• _Textauszug_
□ □ □

Kurz vor der für ihn als Senegals Starspieler so wichtige Weltmeisterschaft ging seine Hinrunde vorzeitig zu Ende, als er sich das Wadenbeinköpfchen entzündete.
Desaströses zweites Halbjahr nach WM-Blues und Verletzung
Vielleicht fiel er in ein mentales Loch, als er die Weltmeisterschaft und den Einzug ins Achtelfinale seiner Teamkollegen verpasste. Vielleicht war die Verletzung ausschlaggebend. Wir wissen es nicht. Aber der Sadio Mané, der 2023 für den FC Bayern auflief, fand nie zu seiner Form zurück.
Er spielte eine Rückrunde zum Vergessen. In 15 Spielen gelang ihm nur noch ein Tor, zudem verlor er seinen Stammplatz. Nagelsmann setzte ihn zweimal von Beginn an ein, Tuchel viermal. In den wichtigen “Champions League”-Duellen gegen Paris und Manchester City kam er insgesamt nur auf 55 Minuten Spielzeit. Die überraschende Meisterschaft am letzten Spieltag in Köln verfolgte er 90 Minuten lang von der Bank.

□ □ □

[Daten zur Platzierung der Elemente]
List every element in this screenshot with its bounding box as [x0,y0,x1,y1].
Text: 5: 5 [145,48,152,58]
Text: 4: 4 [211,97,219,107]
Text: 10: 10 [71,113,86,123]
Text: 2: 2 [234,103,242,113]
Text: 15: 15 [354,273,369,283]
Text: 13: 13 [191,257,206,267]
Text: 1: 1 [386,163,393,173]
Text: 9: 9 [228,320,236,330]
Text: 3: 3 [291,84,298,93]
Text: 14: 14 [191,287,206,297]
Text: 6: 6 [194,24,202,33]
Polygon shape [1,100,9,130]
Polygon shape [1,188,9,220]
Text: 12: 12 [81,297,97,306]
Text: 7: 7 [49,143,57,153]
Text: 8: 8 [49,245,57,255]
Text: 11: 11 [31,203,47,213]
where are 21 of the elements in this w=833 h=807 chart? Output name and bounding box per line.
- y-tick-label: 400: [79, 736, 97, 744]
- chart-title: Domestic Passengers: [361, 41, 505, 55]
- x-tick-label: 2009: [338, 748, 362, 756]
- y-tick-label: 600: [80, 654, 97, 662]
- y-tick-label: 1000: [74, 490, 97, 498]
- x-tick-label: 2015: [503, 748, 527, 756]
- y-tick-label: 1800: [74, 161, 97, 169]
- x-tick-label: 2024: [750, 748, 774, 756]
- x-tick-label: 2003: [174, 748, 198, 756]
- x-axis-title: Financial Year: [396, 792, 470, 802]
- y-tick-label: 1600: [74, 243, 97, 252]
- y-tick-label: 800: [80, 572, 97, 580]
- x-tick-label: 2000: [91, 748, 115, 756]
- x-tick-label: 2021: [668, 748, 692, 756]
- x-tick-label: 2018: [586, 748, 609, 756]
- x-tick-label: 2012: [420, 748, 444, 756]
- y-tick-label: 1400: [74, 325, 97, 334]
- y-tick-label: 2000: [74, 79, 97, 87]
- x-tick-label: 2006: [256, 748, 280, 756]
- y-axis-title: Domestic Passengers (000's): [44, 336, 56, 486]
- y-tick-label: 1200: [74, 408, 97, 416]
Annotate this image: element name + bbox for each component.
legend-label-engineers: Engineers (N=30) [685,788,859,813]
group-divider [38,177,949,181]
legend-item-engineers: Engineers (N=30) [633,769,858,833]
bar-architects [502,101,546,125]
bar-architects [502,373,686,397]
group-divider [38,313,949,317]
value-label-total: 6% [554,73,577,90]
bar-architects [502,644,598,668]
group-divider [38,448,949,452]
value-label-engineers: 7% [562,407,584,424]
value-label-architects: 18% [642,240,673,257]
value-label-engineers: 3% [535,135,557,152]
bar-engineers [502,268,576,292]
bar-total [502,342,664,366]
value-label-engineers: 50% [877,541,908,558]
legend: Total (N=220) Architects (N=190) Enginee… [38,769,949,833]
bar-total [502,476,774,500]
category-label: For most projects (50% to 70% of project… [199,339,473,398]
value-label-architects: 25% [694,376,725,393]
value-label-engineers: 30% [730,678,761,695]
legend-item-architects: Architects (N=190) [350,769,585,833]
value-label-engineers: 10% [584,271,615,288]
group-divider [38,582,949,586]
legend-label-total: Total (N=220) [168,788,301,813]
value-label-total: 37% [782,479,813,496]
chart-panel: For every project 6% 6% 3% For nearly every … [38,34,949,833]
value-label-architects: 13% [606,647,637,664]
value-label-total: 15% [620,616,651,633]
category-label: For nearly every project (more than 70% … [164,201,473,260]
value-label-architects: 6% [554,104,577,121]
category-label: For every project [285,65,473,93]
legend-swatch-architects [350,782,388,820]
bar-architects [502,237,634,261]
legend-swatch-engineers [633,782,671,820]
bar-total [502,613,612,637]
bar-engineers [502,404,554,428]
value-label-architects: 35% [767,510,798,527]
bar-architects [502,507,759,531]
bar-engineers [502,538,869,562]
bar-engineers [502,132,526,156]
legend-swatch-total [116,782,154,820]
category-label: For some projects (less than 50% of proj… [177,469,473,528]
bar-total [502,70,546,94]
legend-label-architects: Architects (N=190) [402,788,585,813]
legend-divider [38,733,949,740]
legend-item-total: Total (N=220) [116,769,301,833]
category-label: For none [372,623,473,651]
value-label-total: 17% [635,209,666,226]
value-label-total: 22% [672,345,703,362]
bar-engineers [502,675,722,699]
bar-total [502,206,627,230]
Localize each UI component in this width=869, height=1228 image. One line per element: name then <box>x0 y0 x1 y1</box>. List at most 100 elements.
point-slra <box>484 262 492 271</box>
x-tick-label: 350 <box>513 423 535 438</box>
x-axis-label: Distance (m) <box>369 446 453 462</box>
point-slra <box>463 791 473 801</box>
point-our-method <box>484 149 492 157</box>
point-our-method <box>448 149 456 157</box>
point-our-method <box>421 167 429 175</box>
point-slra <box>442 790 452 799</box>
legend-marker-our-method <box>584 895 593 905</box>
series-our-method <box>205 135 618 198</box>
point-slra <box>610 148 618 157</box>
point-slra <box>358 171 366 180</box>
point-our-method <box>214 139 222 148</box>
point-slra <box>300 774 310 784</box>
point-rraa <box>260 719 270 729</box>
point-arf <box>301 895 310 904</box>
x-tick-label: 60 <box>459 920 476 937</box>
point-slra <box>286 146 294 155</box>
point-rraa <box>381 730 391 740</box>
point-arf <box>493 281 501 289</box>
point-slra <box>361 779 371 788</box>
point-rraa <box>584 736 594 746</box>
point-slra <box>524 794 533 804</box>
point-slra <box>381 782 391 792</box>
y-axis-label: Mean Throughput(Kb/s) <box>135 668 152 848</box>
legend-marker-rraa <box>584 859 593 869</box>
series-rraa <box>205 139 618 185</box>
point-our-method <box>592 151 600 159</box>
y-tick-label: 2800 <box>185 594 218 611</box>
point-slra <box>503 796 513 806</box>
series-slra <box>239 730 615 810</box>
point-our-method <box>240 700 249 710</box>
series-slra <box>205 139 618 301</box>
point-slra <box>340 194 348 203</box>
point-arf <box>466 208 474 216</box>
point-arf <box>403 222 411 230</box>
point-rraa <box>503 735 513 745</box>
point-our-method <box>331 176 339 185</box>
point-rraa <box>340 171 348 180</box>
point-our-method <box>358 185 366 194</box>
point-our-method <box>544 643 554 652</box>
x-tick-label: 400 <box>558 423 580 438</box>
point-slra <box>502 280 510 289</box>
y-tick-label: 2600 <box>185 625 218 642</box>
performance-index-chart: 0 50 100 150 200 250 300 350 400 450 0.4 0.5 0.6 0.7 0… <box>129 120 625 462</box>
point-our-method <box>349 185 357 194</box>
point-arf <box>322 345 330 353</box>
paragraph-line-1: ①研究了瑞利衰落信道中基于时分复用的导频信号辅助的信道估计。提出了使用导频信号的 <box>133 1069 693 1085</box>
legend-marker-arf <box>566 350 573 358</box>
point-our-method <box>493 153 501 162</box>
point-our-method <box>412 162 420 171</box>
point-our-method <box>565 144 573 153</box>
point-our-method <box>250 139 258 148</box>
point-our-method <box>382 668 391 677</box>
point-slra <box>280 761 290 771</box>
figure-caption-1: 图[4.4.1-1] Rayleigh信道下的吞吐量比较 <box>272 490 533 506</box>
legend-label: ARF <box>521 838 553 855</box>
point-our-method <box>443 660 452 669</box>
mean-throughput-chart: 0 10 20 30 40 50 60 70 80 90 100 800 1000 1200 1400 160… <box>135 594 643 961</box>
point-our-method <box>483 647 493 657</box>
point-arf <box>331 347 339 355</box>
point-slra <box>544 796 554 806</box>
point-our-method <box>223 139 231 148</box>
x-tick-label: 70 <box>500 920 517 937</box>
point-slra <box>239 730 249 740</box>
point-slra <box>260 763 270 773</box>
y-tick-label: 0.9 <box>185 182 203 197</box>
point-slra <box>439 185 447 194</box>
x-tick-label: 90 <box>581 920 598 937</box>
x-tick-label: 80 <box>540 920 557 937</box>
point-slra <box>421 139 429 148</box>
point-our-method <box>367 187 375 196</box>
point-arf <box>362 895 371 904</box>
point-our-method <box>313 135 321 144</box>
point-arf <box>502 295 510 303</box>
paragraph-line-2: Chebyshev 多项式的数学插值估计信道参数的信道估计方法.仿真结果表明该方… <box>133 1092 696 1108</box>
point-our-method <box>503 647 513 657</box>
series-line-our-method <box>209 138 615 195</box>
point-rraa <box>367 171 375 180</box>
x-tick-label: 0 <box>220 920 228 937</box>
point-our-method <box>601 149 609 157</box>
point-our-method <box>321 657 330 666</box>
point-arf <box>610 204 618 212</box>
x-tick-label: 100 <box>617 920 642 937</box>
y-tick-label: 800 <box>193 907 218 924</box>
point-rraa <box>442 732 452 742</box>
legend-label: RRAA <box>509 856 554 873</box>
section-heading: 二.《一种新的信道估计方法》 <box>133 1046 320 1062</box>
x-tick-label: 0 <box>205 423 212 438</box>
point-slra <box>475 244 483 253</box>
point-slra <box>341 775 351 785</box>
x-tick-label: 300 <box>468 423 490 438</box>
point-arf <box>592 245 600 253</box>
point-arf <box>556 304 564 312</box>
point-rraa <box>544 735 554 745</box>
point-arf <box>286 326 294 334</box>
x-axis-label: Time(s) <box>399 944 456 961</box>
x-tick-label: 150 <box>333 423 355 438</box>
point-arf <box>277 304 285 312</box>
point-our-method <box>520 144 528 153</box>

□ □ □

• _Kurze Aufgabe 1_
Wie viele Tore erzielte Mané laut dem Text über Sadio Mané in den 15 Spielen der Rückrunde?
• _Kurze Aufgabe 2_
Zitiere bitte aus dem Text über Sadio Mané die Stelle von „Er spielte eine“ bis einschließlich „von der Bank.“.
• _Kurze Aufgabe 3_
Schreibe den Text über Sadio Mané im Anschluss an seinen letzten Satz weiter.

• _Erwartete Antwort 1_
Nur ein Tor.

• _Erwartete Antwort 2_
Er spielte eine Rückrunde zum Vergessen. In 15 Spielen gelang ihm nur noch ein Tor, zudem verlor er seinen Stammplatz. Nagelsmann setzte ihn zweimal von Beginn an ein, Tuchel viermal. In den wichtigen “Champions League”-Duellen gegen Paris und Manchester City kam er insgesamt nur auf 55 Minuten Spielzeit. Die überraschende Meisterschaft am letzten Spieltag in Köln verfolgte er 90 Minuten lang von der Bank.

• _Erwartete Antwort 3_
In Köln erhielten Müller, Coman, Sané, Gnabry in der Startelf, und später, als der FC Bayern offensiv wechselte, Choupo-Moting, Tel und Musiala alle den Vorzug vor dem zweitplatzierten in der jüngsten “Ballon d’Or”-Wahl. Sinnbild von Manés tiefem Fall 2023.
Mané ist die Enttäuschung der Saison aber auch Opfer zu hoher Erwartungen und einer Überreaktion
In sechs Jahren Liverpool traf Mané im Durchschnitt alle 180 Minuten.
In einem Jahr München traf Mané im Durchschnitt alle 184 Minuten.
Der FC Bayern wollte einen Weltstar, der FC Bayern bekam einen Weltstar. Was der FC Bayern aber nie bekommen konnte, war ein Scorer auf Weltklasse-Niveau. Mané traf in seiner Karriere nie auf dem Niveau der ganz großen, und Vorbereiter war er noch weniger.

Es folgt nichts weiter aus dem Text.